## Problem
Each line below should be retyped exactly, with no pictures.

— Start Material —

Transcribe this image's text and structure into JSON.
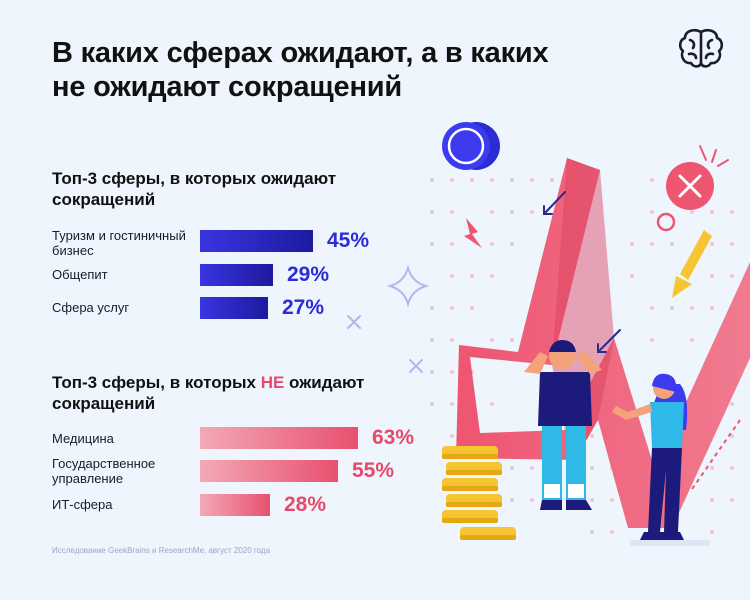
{
  "title": {
    "line1": "В каких сферах ожидают, а в каких",
    "line2": "не ожидают сокращений"
  },
  "brand": {
    "icon": "brain-icon"
  },
  "chart_data": [
    {
      "type": "bar",
      "orientation": "horizontal",
      "title_lines": [
        "Топ-3 сферы, в которых ожидают",
        "сокращений"
      ],
      "categories": [
        [
          "Туризм и гостиничный",
          "бизнес"
        ],
        [
          "Общепит"
        ],
        [
          "Сфера услуг"
        ]
      ],
      "values": [
        45,
        29,
        27
      ],
      "value_labels": [
        "45%",
        "29%",
        "27%"
      ],
      "unit": "%",
      "color": "#2d2bd6"
    },
    {
      "type": "bar",
      "orientation": "horizontal",
      "title_parts": [
        "Топ-3 сферы, в которых ",
        "НЕ",
        " ожидают"
      ],
      "title_line2": "сокращений",
      "categories": [
        [
          "Медицина"
        ],
        [
          "Государственное",
          "управление"
        ],
        [
          "ИТ-сфера"
        ]
      ],
      "values": [
        63,
        55,
        28
      ],
      "value_labels": [
        "63%",
        "55%",
        "28%"
      ],
      "unit": "%",
      "color": "#e8496a"
    }
  ],
  "footnote": "Исследование GeekBrains и ResearchMe, август 2020 года",
  "colors": {
    "blue": "#2d2bd6",
    "red": "#e8496a",
    "background": "#eef5fc"
  }
}
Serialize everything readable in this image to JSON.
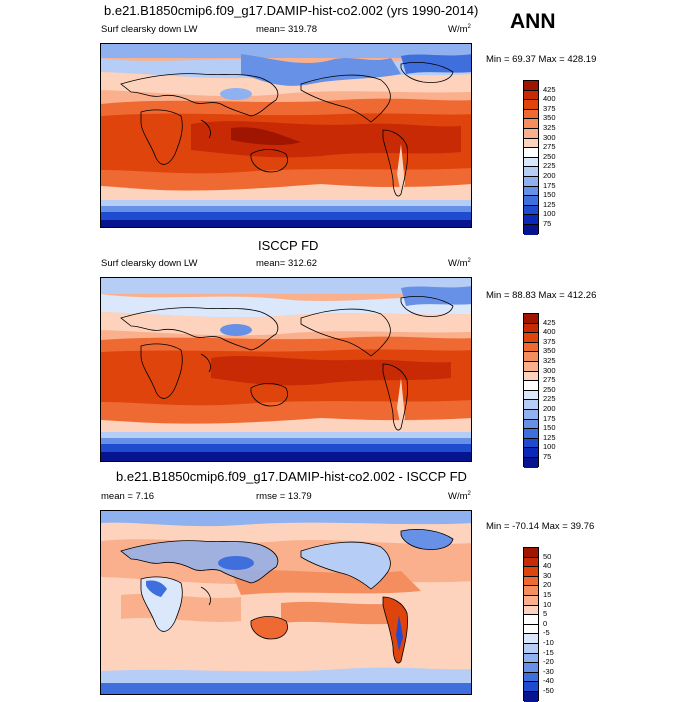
{
  "season": "ANN",
  "panels": [
    {
      "title": "b.e21.B1850cmip6.f09_g17.DAMIP-hist-co2.002 (yrs 1990-2014)",
      "left_label": "Surf clearsky down LW",
      "center_label": "mean= 319.78",
      "units": "W/m",
      "units_sup": "2",
      "minmax": "Min =  69.37 Max = 428.19",
      "levels": [
        "425",
        "400",
        "375",
        "350",
        "325",
        "300",
        "275",
        "250",
        "225",
        "200",
        "175",
        "150",
        "125",
        "100",
        "75"
      ],
      "colors": [
        "#a01500",
        "#c72a04",
        "#e0440d",
        "#ef6a33",
        "#f58e5e",
        "#fab08c",
        "#fdd3bd",
        "#ffffff",
        "#dbe7fb",
        "#b6cdf6",
        "#8fb1ef",
        "#6691e6",
        "#3e6fdc",
        "#1e4bd0",
        "#0b28b8",
        "#06148f"
      ]
    },
    {
      "title": "ISCCP FD",
      "left_label": "Surf clearsky down LW",
      "center_label": "mean= 312.62",
      "units": "W/m",
      "units_sup": "2",
      "minmax": "Min =  88.83 Max = 412.26",
      "levels": [
        "425",
        "400",
        "375",
        "350",
        "325",
        "300",
        "275",
        "250",
        "225",
        "200",
        "175",
        "150",
        "125",
        "100",
        "75"
      ],
      "colors": [
        "#a01500",
        "#c72a04",
        "#e0440d",
        "#ef6a33",
        "#f58e5e",
        "#fab08c",
        "#fdd3bd",
        "#ffffff",
        "#dbe7fb",
        "#b6cdf6",
        "#8fb1ef",
        "#6691e6",
        "#3e6fdc",
        "#1e4bd0",
        "#0b28b8",
        "#06148f"
      ]
    },
    {
      "title": "b.e21.B1850cmip6.f09_g17.DAMIP-hist-co2.002 - ISCCP FD",
      "left_label": "mean =   7.16",
      "center_label": "rmse =  13.79",
      "units": "W/m",
      "units_sup": "2",
      "minmax": "Min = -70.14 Max =  39.76",
      "levels": [
        "50",
        "40",
        "30",
        "20",
        "15",
        "10",
        "5",
        "0",
        "-5",
        "-10",
        "-15",
        "-20",
        "-30",
        "-40",
        "-50"
      ],
      "colors": [
        "#a01500",
        "#c72a04",
        "#e0440d",
        "#ef6a33",
        "#f58e5e",
        "#fab08c",
        "#fdd3bd",
        "#ffffff",
        "#ffffff",
        "#dbe7fb",
        "#b6cdf6",
        "#8fb1ef",
        "#6691e6",
        "#3e6fdc",
        "#1e4bd0",
        "#06148f"
      ]
    }
  ]
}
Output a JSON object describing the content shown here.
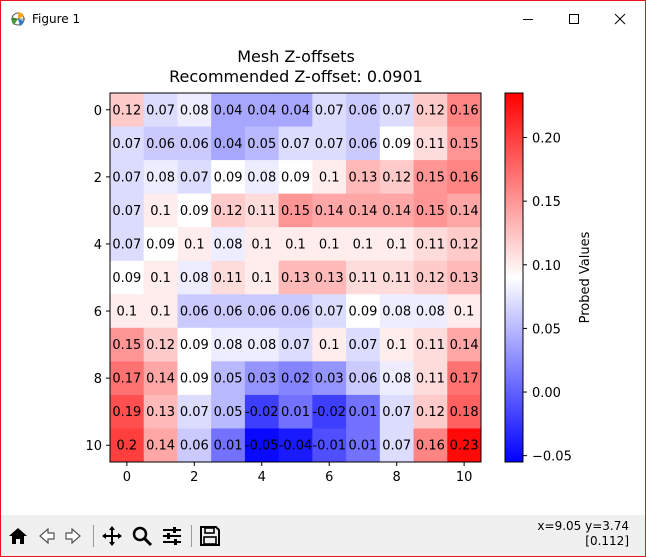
{
  "window": {
    "title": "Figure 1",
    "buttons": [
      "minimize",
      "maximize",
      "close"
    ]
  },
  "figure": {
    "title_line1": "Mesh Z-offsets",
    "title_line2": "Recommended Z-offset: 0.0901"
  },
  "chart_data": {
    "type": "heatmap",
    "title": "Mesh Z-offsets\nRecommended Z-offset: 0.0901",
    "x_ticks": [
      0,
      2,
      4,
      6,
      8,
      10
    ],
    "y_ticks": [
      0,
      2,
      4,
      6,
      8,
      10
    ],
    "colormap": "bwr",
    "vmin": -0.055,
    "vmax": 0.235,
    "colorbar_label": "Probed Values",
    "colorbar_ticks": [
      "−0.05",
      "0.00",
      "0.05",
      "0.10",
      "0.15",
      "0.20"
    ],
    "colorbar_tick_values": [
      -0.05,
      0.0,
      0.05,
      0.1,
      0.15,
      0.2
    ],
    "labels": [
      [
        "0.12",
        "0.07",
        "0.08",
        "0.04",
        "0.04",
        "0.04",
        "0.07",
        "0.06",
        "0.07",
        "0.12",
        "0.16"
      ],
      [
        "0.07",
        "0.06",
        "0.06",
        "0.04",
        "0.05",
        "0.07",
        "0.07",
        "0.06",
        "0.09",
        "0.11",
        "0.15"
      ],
      [
        "0.07",
        "0.08",
        "0.07",
        "0.09",
        "0.08",
        "0.09",
        "0.1",
        "0.13",
        "0.12",
        "0.15",
        "0.16"
      ],
      [
        "0.07",
        "0.1",
        "0.09",
        "0.12",
        "0.11",
        "0.15",
        "0.14",
        "0.14",
        "0.14",
        "0.15",
        "0.14"
      ],
      [
        "0.07",
        "0.09",
        "0.1",
        "0.08",
        "0.1",
        "0.1",
        "0.1",
        "0.1",
        "0.1",
        "0.11",
        "0.12"
      ],
      [
        "0.09",
        "0.1",
        "0.08",
        "0.11",
        "0.1",
        "0.13",
        "0.13",
        "0.11",
        "0.11",
        "0.12",
        "0.13"
      ],
      [
        "0.1",
        "0.1",
        "0.06",
        "0.06",
        "0.06",
        "0.06",
        "0.07",
        "0.09",
        "0.08",
        "0.08",
        "0.1"
      ],
      [
        "0.15",
        "0.12",
        "0.09",
        "0.08",
        "0.08",
        "0.07",
        "0.1",
        "0.07",
        "0.1",
        "0.11",
        "0.14"
      ],
      [
        "0.17",
        "0.14",
        "0.09",
        "0.05",
        "0.03",
        "0.02",
        "0.03",
        "0.06",
        "0.08",
        "0.11",
        "0.17"
      ],
      [
        "0.19",
        "0.13",
        "0.07",
        "0.05",
        "-0.02",
        "0.01",
        "-0.02",
        "0.01",
        "0.07",
        "0.12",
        "0.18"
      ],
      [
        "0.2",
        "0.14",
        "0.06",
        "0.01",
        "-0.05",
        "-0.04",
        "-0.01",
        "0.01",
        "0.07",
        "0.16",
        "0.23"
      ]
    ]
  },
  "toolbar": {
    "icons": [
      "home-icon",
      "back-icon",
      "forward-icon",
      "pan-icon",
      "zoom-icon",
      "configure-subplots-icon",
      "save-icon"
    ],
    "coords_line1": "x=9.05 y=3.74",
    "coords_line2": "[0.112]"
  }
}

— End Material —

## Answer to this task
Transcribe this image's text and structure into JSON.
{
  "title": {
    "line1": "В каких сферах ожидают, а в каких",
    "line2": "не ожидают сокращений"
  },
  "brand": {
    "icon": "brain-icon"
  },
  "chart_data": [
    {
      "type": "bar",
      "orientation": "horizontal",
      "title_lines": [
        "Топ-3 сферы, в которых ожидают",
        "сокращений"
      ],
      "categories": [
        [
          "Туризм и гостиничный",
          "бизнес"
        ],
        [
          "Общепит"
        ],
        [
          "Сфера услуг"
        ]
      ],
      "values": [
        45,
        29,
        27
      ],
      "value_labels": [
        "45%",
        "29%",
        "27%"
      ],
      "unit": "%",
      "color": "#2d2bd6"
    },
    {
      "type": "bar",
      "orientation": "horizontal",
      "title_parts": [
        "Топ-3 сферы, в которых ",
        "НЕ",
        " ожидают"
      ],
      "title_line2": "сокращений",
      "categories": [
        [
          "Медицина"
        ],
        [
          "Государственное",
          "управление"
        ],
        [
          "ИТ-сфера"
        ]
      ],
      "values": [
        63,
        55,
        28
      ],
      "value_labels": [
        "63%",
        "55%",
        "28%"
      ],
      "unit": "%",
      "color": "#e8496a"
    }
  ],
  "footnote": "Исследование GeekBrains и ResearchMe, август 2020 года",
  "colors": {
    "blue": "#2d2bd6",
    "red": "#e8496a",
    "background": "#eef5fc"
  }
}
Serialize everything readable in this image to JSON.
{
  "season": "ANN",
  "panels": [
    {
      "title": "b.e21.B1850cmip6.f09_g17.DAMIP-hist-co2.002 (yrs 1990-2014)",
      "left_label": "Surf clearsky down LW",
      "center_label": "mean= 319.78",
      "units": "W/m",
      "units_sup": "2",
      "minmax": "Min =  69.37 Max = 428.19",
      "levels": [
        "425",
        "400",
        "375",
        "350",
        "325",
        "300",
        "275",
        "250",
        "225",
        "200",
        "175",
        "150",
        "125",
        "100",
        "75"
      ],
      "colors": [
        "#a01500",
        "#c72a04",
        "#e0440d",
        "#ef6a33",
        "#f58e5e",
        "#fab08c",
        "#fdd3bd",
        "#ffffff",
        "#dbe7fb",
        "#b6cdf6",
        "#8fb1ef",
        "#6691e6",
        "#3e6fdc",
        "#1e4bd0",
        "#0b28b8",
        "#06148f"
      ]
    },
    {
      "title": "ISCCP FD",
      "left_label": "Surf clearsky down LW",
      "center_label": "mean= 312.62",
      "units": "W/m",
      "units_sup": "2",
      "minmax": "Min =  88.83 Max = 412.26",
      "levels": [
        "425",
        "400",
        "375",
        "350",
        "325",
        "300",
        "275",
        "250",
        "225",
        "200",
        "175",
        "150",
        "125",
        "100",
        "75"
      ],
      "colors": [
        "#a01500",
        "#c72a04",
        "#e0440d",
        "#ef6a33",
        "#f58e5e",
        "#fab08c",
        "#fdd3bd",
        "#ffffff",
        "#dbe7fb",
        "#b6cdf6",
        "#8fb1ef",
        "#6691e6",
        "#3e6fdc",
        "#1e4bd0",
        "#0b28b8",
        "#06148f"
      ]
    },
    {
      "title": "b.e21.B1850cmip6.f09_g17.DAMIP-hist-co2.002 - ISCCP FD",
      "left_label": "mean =   7.16",
      "center_label": "rmse =  13.79",
      "units": "W/m",
      "units_sup": "2",
      "minmax": "Min = -70.14 Max =  39.76",
      "levels": [
        "50",
        "40",
        "30",
        "20",
        "15",
        "10",
        "5",
        "0",
        "-5",
        "-10",
        "-15",
        "-20",
        "-30",
        "-40",
        "-50"
      ],
      "colors": [
        "#a01500",
        "#c72a04",
        "#e0440d",
        "#ef6a33",
        "#f58e5e",
        "#fab08c",
        "#fdd3bd",
        "#ffffff",
        "#ffffff",
        "#dbe7fb",
        "#b6cdf6",
        "#8fb1ef",
        "#6691e6",
        "#3e6fdc",
        "#1e4bd0",
        "#06148f"
      ]
    }
  ]
}
Output a JSON object describing the content shown here.
{
  "window": {
    "title": "Figure 1",
    "buttons": [
      "minimize",
      "maximize",
      "close"
    ]
  },
  "figure": {
    "title_line1": "Mesh Z-offsets",
    "title_line2": "Recommended Z-offset: 0.0901"
  },
  "chart_data": {
    "type": "heatmap",
    "title": "Mesh Z-offsets\nRecommended Z-offset: 0.0901",
    "x_ticks": [
      0,
      2,
      4,
      6,
      8,
      10
    ],
    "y_ticks": [
      0,
      2,
      4,
      6,
      8,
      10
    ],
    "colormap": "bwr",
    "vmin": -0.055,
    "vmax": 0.235,
    "colorbar_label": "Probed Values",
    "colorbar_ticks": [
      "−0.05",
      "0.00",
      "0.05",
      "0.10",
      "0.15",
      "0.20"
    ],
    "colorbar_tick_values": [
      -0.05,
      0.0,
      0.05,
      0.1,
      0.15,
      0.2
    ],
    "labels": [
      [
        "0.12",
        "0.07",
        "0.08",
        "0.04",
        "0.04",
        "0.04",
        "0.07",
        "0.06",
        "0.07",
        "0.12",
        "0.16"
      ],
      [
        "0.07",
        "0.06",
        "0.06",
        "0.04",
        "0.05",
        "0.07",
        "0.07",
        "0.06",
        "0.09",
        "0.11",
        "0.15"
      ],
      [
        "0.07",
        "0.08",
        "0.07",
        "0.09",
        "0.08",
        "0.09",
        "0.1",
        "0.13",
        "0.12",
        "0.15",
        "0.16"
      ],
      [
        "0.07",
        "0.1",
        "0.09",
        "0.12",
        "0.11",
        "0.15",
        "0.14",
        "0.14",
        "0.14",
        "0.15",
        "0.14"
      ],
      [
        "0.07",
        "0.09",
        "0.1",
        "0.08",
        "0.1",
        "0.1",
        "0.1",
        "0.1",
        "0.1",
        "0.11",
        "0.12"
      ],
      [
        "0.09",
        "0.1",
        "0.08",
        "0.11",
        "0.1",
        "0.13",
        "0.13",
        "0.11",
        "0.11",
        "0.12",
        "0.13"
      ],
      [
        "0.1",
        "0.1",
        "0.06",
        "0.06",
        "0.06",
        "0.06",
        "0.07",
        "0.09",
        "0.08",
        "0.08",
        "0.1"
      ],
      [
        "0.15",
        "0.12",
        "0.09",
        "0.08",
        "0.08",
        "0.07",
        "0.1",
        "0.07",
        "0.1",
        "0.11",
        "0.14"
      ],
      [
        "0.17",
        "0.14",
        "0.09",
        "0.05",
        "0.03",
        "0.02",
        "0.03",
        "0.06",
        "0.08",
        "0.11",
        "0.17"
      ],
      [
        "0.19",
        "0.13",
        "0.07",
        "0.05",
        "-0.02",
        "0.01",
        "-0.02",
        "0.01",
        "0.07",
        "0.12",
        "0.18"
      ],
      [
        "0.2",
        "0.14",
        "0.06",
        "0.01",
        "-0.05",
        "-0.04",
        "-0.01",
        "0.01",
        "0.07",
        "0.16",
        "0.23"
      ]
    ]
  },
  "toolbar": {
    "icons": [
      "home-icon",
      "back-icon",
      "forward-icon",
      "pan-icon",
      "zoom-icon",
      "configure-subplots-icon",
      "save-icon"
    ],
    "coords_line1": "x=9.05 y=3.74",
    "coords_line2": "[0.112]"
  }
}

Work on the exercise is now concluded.